● **Dataset entries on figures**:
──────────────────────────────

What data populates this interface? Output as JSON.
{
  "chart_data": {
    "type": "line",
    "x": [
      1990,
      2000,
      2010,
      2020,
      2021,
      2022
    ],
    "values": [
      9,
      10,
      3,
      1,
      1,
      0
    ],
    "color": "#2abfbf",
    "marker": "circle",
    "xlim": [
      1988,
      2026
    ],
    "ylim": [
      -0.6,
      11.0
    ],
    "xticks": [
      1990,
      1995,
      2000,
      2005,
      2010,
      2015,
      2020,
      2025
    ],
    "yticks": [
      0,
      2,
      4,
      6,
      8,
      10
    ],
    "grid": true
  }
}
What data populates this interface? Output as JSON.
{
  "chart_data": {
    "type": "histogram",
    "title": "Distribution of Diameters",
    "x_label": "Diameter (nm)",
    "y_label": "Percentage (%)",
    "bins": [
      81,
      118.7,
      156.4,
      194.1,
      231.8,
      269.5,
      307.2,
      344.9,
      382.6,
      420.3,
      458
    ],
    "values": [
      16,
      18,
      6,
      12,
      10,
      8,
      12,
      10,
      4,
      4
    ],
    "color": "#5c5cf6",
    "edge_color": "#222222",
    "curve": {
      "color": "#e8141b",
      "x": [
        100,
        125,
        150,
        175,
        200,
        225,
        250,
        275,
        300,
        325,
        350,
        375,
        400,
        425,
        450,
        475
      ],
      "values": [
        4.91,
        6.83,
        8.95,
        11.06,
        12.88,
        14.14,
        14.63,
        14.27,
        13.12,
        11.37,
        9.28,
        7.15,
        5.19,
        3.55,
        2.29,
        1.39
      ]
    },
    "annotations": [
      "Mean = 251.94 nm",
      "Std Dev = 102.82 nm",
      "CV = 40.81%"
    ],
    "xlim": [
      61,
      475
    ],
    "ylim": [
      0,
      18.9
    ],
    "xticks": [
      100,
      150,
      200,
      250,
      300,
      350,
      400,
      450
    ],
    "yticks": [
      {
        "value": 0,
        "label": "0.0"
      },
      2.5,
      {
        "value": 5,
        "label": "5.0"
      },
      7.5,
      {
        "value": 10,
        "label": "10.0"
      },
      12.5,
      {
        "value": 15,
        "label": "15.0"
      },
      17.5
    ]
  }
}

──────────────────────────────

● **Challenge**:
Exactly reproduce all of the entries.

● **Answer to the exercise**:
What data populates this interface? Output as JSON.
{
  "chart_data": {
    "type": "line",
    "x": [
      1990,
      2000,
      2010,
      2020,
      2021,
      2022
    ],
    "values": [
      9,
      10,
      3,
      1,
      1,
      0
    ],
    "color": "#2abfbf",
    "marker": "circle",
    "xlim": [
      1988,
      2026
    ],
    "ylim": [
      -0.6,
      11.0
    ],
    "xticks": [
      1990,
      1995,
      2000,
      2005,
      2010,
      2015,
      2020,
      2025
    ],
    "yticks": [
      0,
      2,
      4,
      6,
      8,
      10
    ],
    "grid": true
  }
}
What data populates this interface? Output as JSON.
{
  "chart_data": {
    "type": "histogram",
    "title": "Distribution of Diameters",
    "x_label": "Diameter (nm)",
    "y_label": "Percentage (%)",
    "bins": [
      81,
      118.7,
      156.4,
      194.1,
      231.8,
      269.5,
      307.2,
      344.9,
      382.6,
      420.3,
      458
    ],
    "values": [
      16,
      18,
      6,
      12,
      10,
      8,
      12,
      10,
      4,
      4
    ],
    "color": "#5c5cf6",
    "edge_color": "#222222",
    "curve": {
      "color": "#e8141b",
      "x": [
        100,
        125,
        150,
        175,
        200,
        225,
        250,
        275,
        300,
        325,
        350,
        375,
        400,
        425,
        450,
        475
      ],
      "values": [
        4.91,
        6.83,
        8.95,
        11.06,
        12.88,
        14.14,
        14.63,
        14.27,
        13.12,
        11.37,
        9.28,
        7.15,
        5.19,
        3.55,
        2.29,
        1.39
      ]
    },
    "annotations": [
      "Mean = 251.94 nm",
      "Std Dev = 102.82 nm",
      "CV = 40.81%"
    ],
    "xlim": [
      61,
      475
    ],
    "ylim": [
      0,
      18.9
    ],
    "xticks": [
      100,
      150,
      200,
      250,
      300,
      350,
      400,
      450
    ],
    "yticks": [
      {
        "value": 0,
        "label": "0.0"
      },
      2.5,
      {
        "value": 5,
        "label": "5.0"
      },
      7.5,
      {
        "value": 10,
        "label": "10.0"
      },
      12.5,
      {
        "value": 15,
        "label": "15.0"
      },
      17.5
    ]
  }
}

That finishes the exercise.